> GIVEN INSTRUCTION: What follows is a set of records, each of which is to be written out exactly.

> GIVEN RECORDS:
%%

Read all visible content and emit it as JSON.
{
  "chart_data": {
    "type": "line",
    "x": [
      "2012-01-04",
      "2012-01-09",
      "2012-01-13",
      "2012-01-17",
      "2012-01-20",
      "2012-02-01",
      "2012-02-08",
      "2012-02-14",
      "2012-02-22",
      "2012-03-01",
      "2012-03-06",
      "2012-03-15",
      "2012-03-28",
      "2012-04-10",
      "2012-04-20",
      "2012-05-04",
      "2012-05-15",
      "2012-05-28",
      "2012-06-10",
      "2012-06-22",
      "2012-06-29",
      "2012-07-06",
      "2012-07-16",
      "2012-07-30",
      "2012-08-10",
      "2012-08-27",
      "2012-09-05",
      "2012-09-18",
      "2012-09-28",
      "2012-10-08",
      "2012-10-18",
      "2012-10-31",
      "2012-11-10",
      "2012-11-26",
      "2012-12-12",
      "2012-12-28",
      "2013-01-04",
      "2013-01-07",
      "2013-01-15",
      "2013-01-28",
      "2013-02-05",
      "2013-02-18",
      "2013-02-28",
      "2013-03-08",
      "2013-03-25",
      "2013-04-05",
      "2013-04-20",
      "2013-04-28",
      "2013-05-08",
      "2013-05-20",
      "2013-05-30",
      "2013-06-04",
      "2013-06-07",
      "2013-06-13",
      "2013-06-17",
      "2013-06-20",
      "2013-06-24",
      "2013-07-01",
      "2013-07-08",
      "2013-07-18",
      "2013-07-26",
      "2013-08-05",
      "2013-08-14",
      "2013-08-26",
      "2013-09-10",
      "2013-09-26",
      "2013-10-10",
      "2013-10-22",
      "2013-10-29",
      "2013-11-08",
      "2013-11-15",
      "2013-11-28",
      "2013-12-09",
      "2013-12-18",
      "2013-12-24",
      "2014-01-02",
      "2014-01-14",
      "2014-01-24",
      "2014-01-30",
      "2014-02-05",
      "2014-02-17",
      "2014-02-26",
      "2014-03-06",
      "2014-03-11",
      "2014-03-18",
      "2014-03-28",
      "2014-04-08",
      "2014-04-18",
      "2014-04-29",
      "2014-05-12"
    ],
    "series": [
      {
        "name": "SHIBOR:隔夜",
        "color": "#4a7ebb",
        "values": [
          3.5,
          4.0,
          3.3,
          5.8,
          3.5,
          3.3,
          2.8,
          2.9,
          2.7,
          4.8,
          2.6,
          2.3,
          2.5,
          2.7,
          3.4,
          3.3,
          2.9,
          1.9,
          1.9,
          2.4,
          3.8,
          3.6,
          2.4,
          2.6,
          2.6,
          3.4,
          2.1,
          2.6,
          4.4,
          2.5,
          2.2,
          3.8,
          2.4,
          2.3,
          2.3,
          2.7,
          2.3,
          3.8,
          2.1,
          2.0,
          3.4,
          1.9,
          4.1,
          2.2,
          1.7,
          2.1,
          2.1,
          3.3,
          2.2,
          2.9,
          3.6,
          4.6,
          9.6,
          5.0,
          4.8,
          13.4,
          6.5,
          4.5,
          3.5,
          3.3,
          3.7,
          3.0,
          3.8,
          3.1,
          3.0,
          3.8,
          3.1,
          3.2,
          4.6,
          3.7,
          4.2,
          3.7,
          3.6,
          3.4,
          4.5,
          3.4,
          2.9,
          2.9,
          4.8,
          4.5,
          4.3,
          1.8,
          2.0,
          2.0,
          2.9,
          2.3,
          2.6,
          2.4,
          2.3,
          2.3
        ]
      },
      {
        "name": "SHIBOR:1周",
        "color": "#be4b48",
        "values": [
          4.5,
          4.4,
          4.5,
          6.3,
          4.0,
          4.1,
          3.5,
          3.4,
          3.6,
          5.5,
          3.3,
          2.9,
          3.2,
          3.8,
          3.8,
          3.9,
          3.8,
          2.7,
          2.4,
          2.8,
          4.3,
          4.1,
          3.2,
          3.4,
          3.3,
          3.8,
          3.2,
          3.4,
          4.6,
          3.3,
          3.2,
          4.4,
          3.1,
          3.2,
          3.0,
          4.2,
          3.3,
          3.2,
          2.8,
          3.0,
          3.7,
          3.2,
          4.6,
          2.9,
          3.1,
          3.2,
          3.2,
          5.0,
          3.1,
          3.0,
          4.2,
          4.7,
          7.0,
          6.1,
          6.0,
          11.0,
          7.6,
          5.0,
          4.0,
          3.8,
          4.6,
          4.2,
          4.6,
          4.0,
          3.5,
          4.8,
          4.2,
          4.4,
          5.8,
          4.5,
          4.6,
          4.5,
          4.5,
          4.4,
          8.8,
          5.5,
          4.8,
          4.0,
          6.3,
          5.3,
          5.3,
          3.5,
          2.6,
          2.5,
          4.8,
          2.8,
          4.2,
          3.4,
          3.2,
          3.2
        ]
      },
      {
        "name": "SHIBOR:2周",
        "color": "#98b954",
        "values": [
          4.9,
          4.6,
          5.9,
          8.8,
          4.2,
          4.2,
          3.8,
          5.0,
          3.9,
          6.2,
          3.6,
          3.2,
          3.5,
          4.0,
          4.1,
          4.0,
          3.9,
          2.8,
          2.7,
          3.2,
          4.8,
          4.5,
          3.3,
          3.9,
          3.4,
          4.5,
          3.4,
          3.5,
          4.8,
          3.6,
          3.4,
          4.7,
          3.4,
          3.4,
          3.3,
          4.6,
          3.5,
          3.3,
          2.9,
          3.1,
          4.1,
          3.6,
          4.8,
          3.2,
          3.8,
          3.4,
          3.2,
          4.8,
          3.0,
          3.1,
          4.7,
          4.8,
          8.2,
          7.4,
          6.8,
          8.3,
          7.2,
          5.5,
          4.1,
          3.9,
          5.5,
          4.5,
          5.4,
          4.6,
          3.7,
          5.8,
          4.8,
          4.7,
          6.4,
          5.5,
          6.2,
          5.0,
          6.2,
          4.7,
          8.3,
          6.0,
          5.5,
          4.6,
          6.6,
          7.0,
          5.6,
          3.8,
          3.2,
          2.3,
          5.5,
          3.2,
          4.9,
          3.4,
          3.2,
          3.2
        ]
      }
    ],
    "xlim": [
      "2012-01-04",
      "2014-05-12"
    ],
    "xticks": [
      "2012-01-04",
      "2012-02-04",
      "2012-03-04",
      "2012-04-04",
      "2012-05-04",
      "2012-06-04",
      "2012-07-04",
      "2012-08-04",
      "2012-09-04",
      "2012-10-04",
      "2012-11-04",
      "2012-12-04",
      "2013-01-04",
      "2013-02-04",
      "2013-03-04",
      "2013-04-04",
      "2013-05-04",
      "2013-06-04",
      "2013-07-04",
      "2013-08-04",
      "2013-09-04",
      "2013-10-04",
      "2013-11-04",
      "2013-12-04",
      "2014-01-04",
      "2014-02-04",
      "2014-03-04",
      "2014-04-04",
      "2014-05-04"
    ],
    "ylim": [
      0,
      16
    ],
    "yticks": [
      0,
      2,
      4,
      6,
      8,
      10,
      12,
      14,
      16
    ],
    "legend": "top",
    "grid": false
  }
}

%%

> EXERCISE RESULT:
Read all visible content and emit it as JSON.
{
  "chart_data": {
    "type": "line",
    "x": [
      "2012-01-04",
      "2012-01-09",
      "2012-01-13",
      "2012-01-17",
      "2012-01-20",
      "2012-02-01",
      "2012-02-08",
      "2012-02-14",
      "2012-02-22",
      "2012-03-01",
      "2012-03-06",
      "2012-03-15",
      "2012-03-28",
      "2012-04-10",
      "2012-04-20",
      "2012-05-04",
      "2012-05-15",
      "2012-05-28",
      "2012-06-10",
      "2012-06-22",
      "2012-06-29",
      "2012-07-06",
      "2012-07-16",
      "2012-07-30",
      "2012-08-10",
      "2012-08-27",
      "2012-09-05",
      "2012-09-18",
      "2012-09-28",
      "2012-10-08",
      "2012-10-18",
      "2012-10-31",
      "2012-11-10",
      "2012-11-26",
      "2012-12-12",
      "2012-12-28",
      "2013-01-04",
      "2013-01-07",
      "2013-01-15",
      "2013-01-28",
      "2013-02-05",
      "2013-02-18",
      "2013-02-28",
      "2013-03-08",
      "2013-03-25",
      "2013-04-05",
      "2013-04-20",
      "2013-04-28",
      "2013-05-08",
      "2013-05-20",
      "2013-05-30",
      "2013-06-04",
      "2013-06-07",
      "2013-06-13",
      "2013-06-17",
      "2013-06-20",
      "2013-06-24",
      "2013-07-01",
      "2013-07-08",
      "2013-07-18",
      "2013-07-26",
      "2013-08-05",
      "2013-08-14",
      "2013-08-26",
      "2013-09-10",
      "2013-09-26",
      "2013-10-10",
      "2013-10-22",
      "2013-10-29",
      "2013-11-08",
      "2013-11-15",
      "2013-11-28",
      "2013-12-09",
      "2013-12-18",
      "2013-12-24",
      "2014-01-02",
      "2014-01-14",
      "2014-01-24",
      "2014-01-30",
      "2014-02-05",
      "2014-02-17",
      "2014-02-26",
      "2014-03-06",
      "2014-03-11",
      "2014-03-18",
      "2014-03-28",
      "2014-04-08",
      "2014-04-18",
      "2014-04-29",
      "2014-05-12"
    ],
    "series": [
      {
        "name": "SHIBOR:隔夜",
        "color": "#4a7ebb",
        "values": [
          3.5,
          4.0,
          3.3,
          5.8,
          3.5,
          3.3,
          2.8,
          2.9,
          2.7,
          4.8,
          2.6,
          2.3,
          2.5,
          2.7,
          3.4,
          3.3,
          2.9,
          1.9,
          1.9,
          2.4,
          3.8,
          3.6,
          2.4,
          2.6,
          2.6,
          3.4,
          2.1,
          2.6,
          4.4,
          2.5,
          2.2,
          3.8,
          2.4,
          2.3,
          2.3,
          2.7,
          2.3,
          3.8,
          2.1,
          2.0,
          3.4,
          1.9,
          4.1,
          2.2,
          1.7,
          2.1,
          2.1,
          3.3,
          2.2,
          2.9,
          3.6,
          4.6,
          9.6,
          5.0,
          4.8,
          13.4,
          6.5,
          4.5,
          3.5,
          3.3,
          3.7,
          3.0,
          3.8,
          3.1,
          3.0,
          3.8,
          3.1,
          3.2,
          4.6,
          3.7,
          4.2,
          3.7,
          3.6,
          3.4,
          4.5,
          3.4,
          2.9,
          2.9,
          4.8,
          4.5,
          4.3,
          1.8,
          2.0,
          2.0,
          2.9,
          2.3,
          2.6,
          2.4,
          2.3,
          2.3
        ]
      },
      {
        "name": "SHIBOR:1周",
        "color": "#be4b48",
        "values": [
          4.5,
          4.4,
          4.5,
          6.3,
          4.0,
          4.1,
          3.5,
          3.4,
          3.6,
          5.5,
          3.3,
          2.9,
          3.2,
          3.8,
          3.8,
          3.9,
          3.8,
          2.7,
          2.4,
          2.8,
          4.3,
          4.1,
          3.2,
          3.4,
          3.3,
          3.8,
          3.2,
          3.4,
          4.6,
          3.3,
          3.2,
          4.4,
          3.1,
          3.2,
          3.0,
          4.2,
          3.3,
          3.2,
          2.8,
          3.0,
          3.7,
          3.2,
          4.6,
          2.9,
          3.1,
          3.2,
          3.2,
          5.0,
          3.1,
          3.0,
          4.2,
          4.7,
          7.0,
          6.1,
          6.0,
          11.0,
          7.6,
          5.0,
          4.0,
          3.8,
          4.6,
          4.2,
          4.6,
          4.0,
          3.5,
          4.8,
          4.2,
          4.4,
          5.8,
          4.5,
          4.6,
          4.5,
          4.5,
          4.4,
          8.8,
          5.5,
          4.8,
          4.0,
          6.3,
          5.3,
          5.3,
          3.5,
          2.6,
          2.5,
          4.8,
          2.8,
          4.2,
          3.4,
          3.2,
          3.2
        ]
      },
      {
        "name": "SHIBOR:2周",
        "color": "#98b954",
        "values": [
          4.9,
          4.6,
          5.9,
          8.8,
          4.2,
          4.2,
          3.8,
          5.0,
          3.9,
          6.2,
          3.6,
          3.2,
          3.5,
          4.0,
          4.1,
          4.0,
          3.9,
          2.8,
          2.7,
          3.2,
          4.8,
          4.5,
          3.3,
          3.9,
          3.4,
          4.5,
          3.4,
          3.5,
          4.8,
          3.6,
          3.4,
          4.7,
          3.4,
          3.4,
          3.3,
          4.6,
          3.5,
          3.3,
          2.9,
          3.1,
          4.1,
          3.6,
          4.8,
          3.2,
          3.8,
          3.4,
          3.2,
          4.8,
          3.0,
          3.1,
          4.7,
          4.8,
          8.2,
          7.4,
          6.8,
          8.3,
          7.2,
          5.5,
          4.1,
          3.9,
          5.5,
          4.5,
          5.4,
          4.6,
          3.7,
          5.8,
          4.8,
          4.7,
          6.4,
          5.5,
          6.2,
          5.0,
          6.2,
          4.7,
          8.3,
          6.0,
          5.5,
          4.6,
          6.6,
          7.0,
          5.6,
          3.8,
          3.2,
          2.3,
          5.5,
          3.2,
          4.9,
          3.4,
          3.2,
          3.2
        ]
      }
    ],
    "xlim": [
      "2012-01-04",
      "2014-05-12"
    ],
    "xticks": [
      "2012-01-04",
      "2012-02-04",
      "2012-03-04",
      "2012-04-04",
      "2012-05-04",
      "2012-06-04",
      "2012-07-04",
      "2012-08-04",
      "2012-09-04",
      "2012-10-04",
      "2012-11-04",
      "2012-12-04",
      "2013-01-04",
      "2013-02-04",
      "2013-03-04",
      "2013-04-04",
      "2013-05-04",
      "2013-06-04",
      "2013-07-04",
      "2013-08-04",
      "2013-09-04",
      "2013-10-04",
      "2013-11-04",
      "2013-12-04",
      "2014-01-04",
      "2014-02-04",
      "2014-03-04",
      "2014-04-04",
      "2014-05-04"
    ],
    "ylim": [
      0,
      16
    ],
    "yticks": [
      0,
      2,
      4,
      6,
      8,
      10,
      12,
      14,
      16
    ],
    "legend": "top",
    "grid": false
  }
}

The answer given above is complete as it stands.